▸ **Problem description**: Copy nothing but the text: repeat each entry exactly and drop the images.

▸ **Material provided**:
#####

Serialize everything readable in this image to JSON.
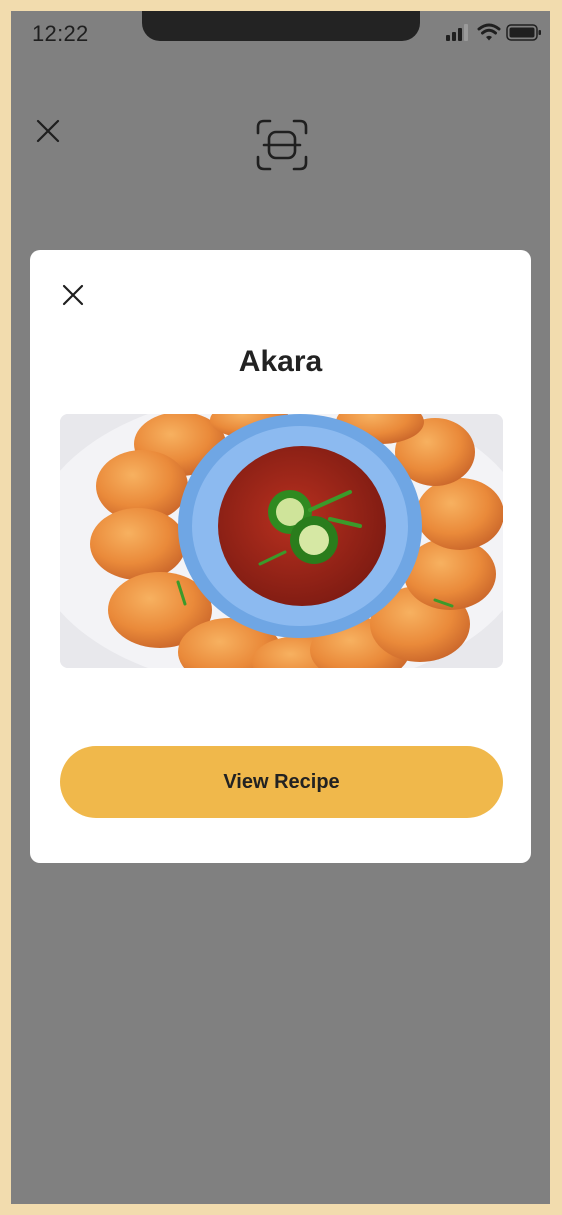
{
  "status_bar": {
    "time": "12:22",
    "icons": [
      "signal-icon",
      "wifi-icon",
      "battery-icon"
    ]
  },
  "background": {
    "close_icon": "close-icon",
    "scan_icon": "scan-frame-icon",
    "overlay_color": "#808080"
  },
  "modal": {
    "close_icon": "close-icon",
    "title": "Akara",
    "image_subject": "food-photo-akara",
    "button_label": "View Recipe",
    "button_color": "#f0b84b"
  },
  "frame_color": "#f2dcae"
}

#####

▸ **Answer to the task**:
Serialize everything readable in this image to JSON.
{
  "status_bar": {
    "time": "12:22",
    "icons": [
      "signal-icon",
      "wifi-icon",
      "battery-icon"
    ]
  },
  "background": {
    "close_icon": "close-icon",
    "scan_icon": "scan-frame-icon",
    "overlay_color": "#808080"
  },
  "modal": {
    "close_icon": "close-icon",
    "title": "Akara",
    "image_subject": "food-photo-akara",
    "button_label": "View Recipe",
    "button_color": "#f0b84b"
  },
  "frame_color": "#f2dcae"
}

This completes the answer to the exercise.